* _Set task_
Below are records to transcribe exactly, without their pictures.
►
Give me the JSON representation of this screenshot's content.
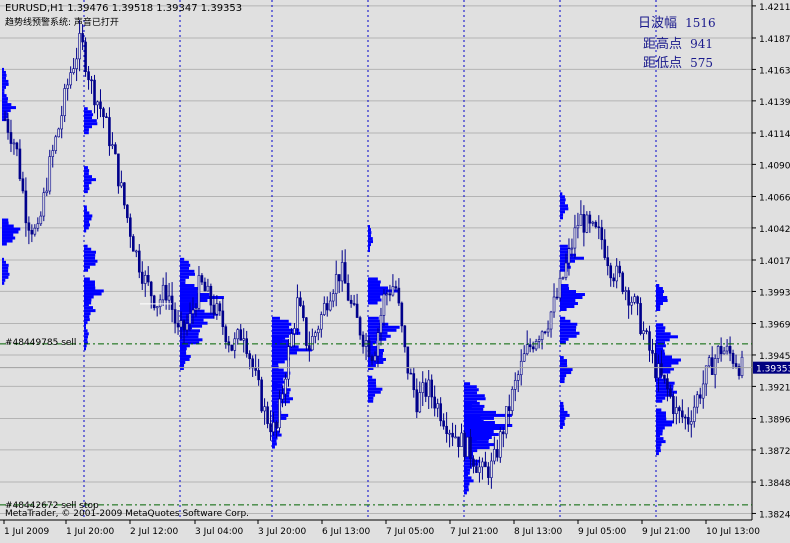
{
  "header": {
    "symbol_line": "EURUSD,H1  1.39476 1.39518 1.39347 1.39353",
    "indicator_name": "趋势线预警系统: 声音已打开"
  },
  "stats": [
    {
      "label": "日波幅",
      "value": "1516"
    },
    {
      "label": "距高点",
      "value": "941"
    },
    {
      "label": "距低点",
      "value": "575"
    }
  ],
  "orders": [
    {
      "label": "#48449785 sell",
      "price": 1.39535
    },
    {
      "label": "#48442672 sell stop",
      "price": 1.38305
    }
  ],
  "copyright": "MetaTrader, © 2001-2009 MetaQuotes Software Corp.",
  "current_price": "1.39353",
  "colors": {
    "background": "#e0e0e0",
    "candles": "#00008b",
    "volume_profile": "#0000ff",
    "period_separator": "#0000cd",
    "order_line": "#006400",
    "price_tag_bg": "#000080"
  },
  "chart_data": {
    "type": "candlestick",
    "symbol": "EURUSD",
    "timeframe": "H1",
    "ylim": [
      1.3819,
      1.4216
    ],
    "y_ticks": [
      "1.42115",
      "1.41870",
      "1.41630",
      "1.41390",
      "1.41145",
      "1.40905",
      "1.40660",
      "1.40420",
      "1.40175",
      "1.39935",
      "1.39690",
      "1.39450",
      "1.39210",
      "1.38965",
      "1.38725",
      "1.38480",
      "1.38240"
    ],
    "x_ticks": [
      "1 Jul 2009",
      "1 Jul 20:00",
      "2 Jul 12:00",
      "3 Jul 04:00",
      "3 Jul 20:00",
      "6 Jul 13:00",
      "7 Jul 05:00",
      "7 Jul 21:00",
      "8 Jul 13:00",
      "9 Jul 05:00",
      "9 Jul 21:00",
      "10 Jul 13:00"
    ],
    "grid": true,
    "price_path": [
      1.4125,
      1.4105,
      1.405,
      1.4035,
      1.4085,
      1.412,
      1.416,
      1.4185,
      1.415,
      1.413,
      1.41,
      1.406,
      1.4025,
      1.4,
      1.3985,
      1.3995,
      1.396,
      1.397,
      1.4,
      1.3985,
      1.397,
      1.395,
      1.3965,
      1.393,
      1.39,
      1.3885,
      1.394,
      1.3985,
      1.395,
      1.397,
      1.3995,
      1.401,
      1.398,
      1.396,
      1.3945,
      1.399,
      1.4,
      1.394,
      1.391,
      1.392,
      1.3905,
      1.389,
      1.388,
      1.387,
      1.3855,
      1.386,
      1.389,
      1.392,
      1.3945,
      1.396,
      1.397,
      1.399,
      1.402,
      1.405,
      1.404,
      1.4035,
      1.401,
      1.4,
      1.3985,
      1.396,
      1.3935,
      1.392,
      1.39,
      1.3895,
      1.3915,
      1.3935,
      1.395,
      1.3945,
      1.3935
    ],
    "profiles": [
      {
        "x0": 2,
        "levels": [
          [
            1.4155,
            8
          ],
          [
            1.4135,
            14
          ],
          [
            1.404,
            22
          ],
          [
            1.401,
            10
          ]
        ]
      },
      {
        "x0": 84,
        "levels": [
          [
            1.4125,
            16
          ],
          [
            1.408,
            12
          ],
          [
            1.405,
            10
          ],
          [
            1.402,
            18
          ],
          [
            1.3995,
            22
          ],
          [
            1.398,
            12
          ],
          [
            1.396,
            6
          ]
        ]
      },
      {
        "x0": 180,
        "levels": [
          [
            1.401,
            18
          ],
          [
            1.399,
            44
          ],
          [
            1.3975,
            46
          ],
          [
            1.396,
            30
          ],
          [
            1.3945,
            12
          ]
        ]
      },
      {
        "x0": 272,
        "levels": [
          [
            1.3965,
            34
          ],
          [
            1.395,
            40
          ],
          [
            1.393,
            22
          ],
          [
            1.3915,
            28
          ],
          [
            1.39,
            18
          ],
          [
            1.3885,
            10
          ]
        ]
      },
      {
        "x0": 368,
        "levels": [
          [
            1.4035,
            6
          ],
          [
            1.3995,
            30
          ],
          [
            1.3965,
            38
          ],
          [
            1.3945,
            24
          ],
          [
            1.392,
            16
          ]
        ]
      },
      {
        "x0": 464,
        "levels": [
          [
            1.3915,
            26
          ],
          [
            1.39,
            48
          ],
          [
            1.389,
            58
          ],
          [
            1.388,
            40
          ],
          [
            1.3865,
            18
          ],
          [
            1.385,
            10
          ]
        ]
      },
      {
        "x0": 560,
        "levels": [
          [
            1.406,
            10
          ],
          [
            1.402,
            24
          ],
          [
            1.399,
            30
          ],
          [
            1.3965,
            26
          ],
          [
            1.3935,
            14
          ],
          [
            1.39,
            10
          ]
        ]
      },
      {
        "x0": 656,
        "levels": [
          [
            1.399,
            14
          ],
          [
            1.396,
            22
          ],
          [
            1.394,
            30
          ],
          [
            1.392,
            28
          ],
          [
            1.3895,
            20
          ],
          [
            1.388,
            10
          ]
        ]
      }
    ]
  }
}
◄
* _Correct response_
Give me the JSON representation of this screenshot's content.
{
  "header": {
    "symbol_line": "EURUSD,H1  1.39476 1.39518 1.39347 1.39353",
    "indicator_name": "趋势线预警系统: 声音已打开"
  },
  "stats": [
    {
      "label": "日波幅",
      "value": "1516"
    },
    {
      "label": "距高点",
      "value": "941"
    },
    {
      "label": "距低点",
      "value": "575"
    }
  ],
  "orders": [
    {
      "label": "#48449785 sell",
      "price": 1.39535
    },
    {
      "label": "#48442672 sell stop",
      "price": 1.38305
    }
  ],
  "copyright": "MetaTrader, © 2001-2009 MetaQuotes Software Corp.",
  "current_price": "1.39353",
  "colors": {
    "background": "#e0e0e0",
    "candles": "#00008b",
    "volume_profile": "#0000ff",
    "period_separator": "#0000cd",
    "order_line": "#006400",
    "price_tag_bg": "#000080"
  },
  "chart_data": {
    "type": "candlestick",
    "symbol": "EURUSD",
    "timeframe": "H1",
    "ylim": [
      1.3819,
      1.4216
    ],
    "y_ticks": [
      "1.42115",
      "1.41870",
      "1.41630",
      "1.41390",
      "1.41145",
      "1.40905",
      "1.40660",
      "1.40420",
      "1.40175",
      "1.39935",
      "1.39690",
      "1.39450",
      "1.39210",
      "1.38965",
      "1.38725",
      "1.38480",
      "1.38240"
    ],
    "x_ticks": [
      "1 Jul 2009",
      "1 Jul 20:00",
      "2 Jul 12:00",
      "3 Jul 04:00",
      "3 Jul 20:00",
      "6 Jul 13:00",
      "7 Jul 05:00",
      "7 Jul 21:00",
      "8 Jul 13:00",
      "9 Jul 05:00",
      "9 Jul 21:00",
      "10 Jul 13:00"
    ],
    "grid": true,
    "price_path": [
      1.4125,
      1.4105,
      1.405,
      1.4035,
      1.4085,
      1.412,
      1.416,
      1.4185,
      1.415,
      1.413,
      1.41,
      1.406,
      1.4025,
      1.4,
      1.3985,
      1.3995,
      1.396,
      1.397,
      1.4,
      1.3985,
      1.397,
      1.395,
      1.3965,
      1.393,
      1.39,
      1.3885,
      1.394,
      1.3985,
      1.395,
      1.397,
      1.3995,
      1.401,
      1.398,
      1.396,
      1.3945,
      1.399,
      1.4,
      1.394,
      1.391,
      1.392,
      1.3905,
      1.389,
      1.388,
      1.387,
      1.3855,
      1.386,
      1.389,
      1.392,
      1.3945,
      1.396,
      1.397,
      1.399,
      1.402,
      1.405,
      1.404,
      1.4035,
      1.401,
      1.4,
      1.3985,
      1.396,
      1.3935,
      1.392,
      1.39,
      1.3895,
      1.3915,
      1.3935,
      1.395,
      1.3945,
      1.3935
    ],
    "profiles": [
      {
        "x0": 2,
        "levels": [
          [
            1.4155,
            8
          ],
          [
            1.4135,
            14
          ],
          [
            1.404,
            22
          ],
          [
            1.401,
            10
          ]
        ]
      },
      {
        "x0": 84,
        "levels": [
          [
            1.4125,
            16
          ],
          [
            1.408,
            12
          ],
          [
            1.405,
            10
          ],
          [
            1.402,
            18
          ],
          [
            1.3995,
            22
          ],
          [
            1.398,
            12
          ],
          [
            1.396,
            6
          ]
        ]
      },
      {
        "x0": 180,
        "levels": [
          [
            1.401,
            18
          ],
          [
            1.399,
            44
          ],
          [
            1.3975,
            46
          ],
          [
            1.396,
            30
          ],
          [
            1.3945,
            12
          ]
        ]
      },
      {
        "x0": 272,
        "levels": [
          [
            1.3965,
            34
          ],
          [
            1.395,
            40
          ],
          [
            1.393,
            22
          ],
          [
            1.3915,
            28
          ],
          [
            1.39,
            18
          ],
          [
            1.3885,
            10
          ]
        ]
      },
      {
        "x0": 368,
        "levels": [
          [
            1.4035,
            6
          ],
          [
            1.3995,
            30
          ],
          [
            1.3965,
            38
          ],
          [
            1.3945,
            24
          ],
          [
            1.392,
            16
          ]
        ]
      },
      {
        "x0": 464,
        "levels": [
          [
            1.3915,
            26
          ],
          [
            1.39,
            48
          ],
          [
            1.389,
            58
          ],
          [
            1.388,
            40
          ],
          [
            1.3865,
            18
          ],
          [
            1.385,
            10
          ]
        ]
      },
      {
        "x0": 560,
        "levels": [
          [
            1.406,
            10
          ],
          [
            1.402,
            24
          ],
          [
            1.399,
            30
          ],
          [
            1.3965,
            26
          ],
          [
            1.3935,
            14
          ],
          [
            1.39,
            10
          ]
        ]
      },
      {
        "x0": 656,
        "levels": [
          [
            1.399,
            14
          ],
          [
            1.396,
            22
          ],
          [
            1.394,
            30
          ],
          [
            1.392,
            28
          ],
          [
            1.3895,
            20
          ],
          [
            1.388,
            10
          ]
        ]
      }
    ]
  }
}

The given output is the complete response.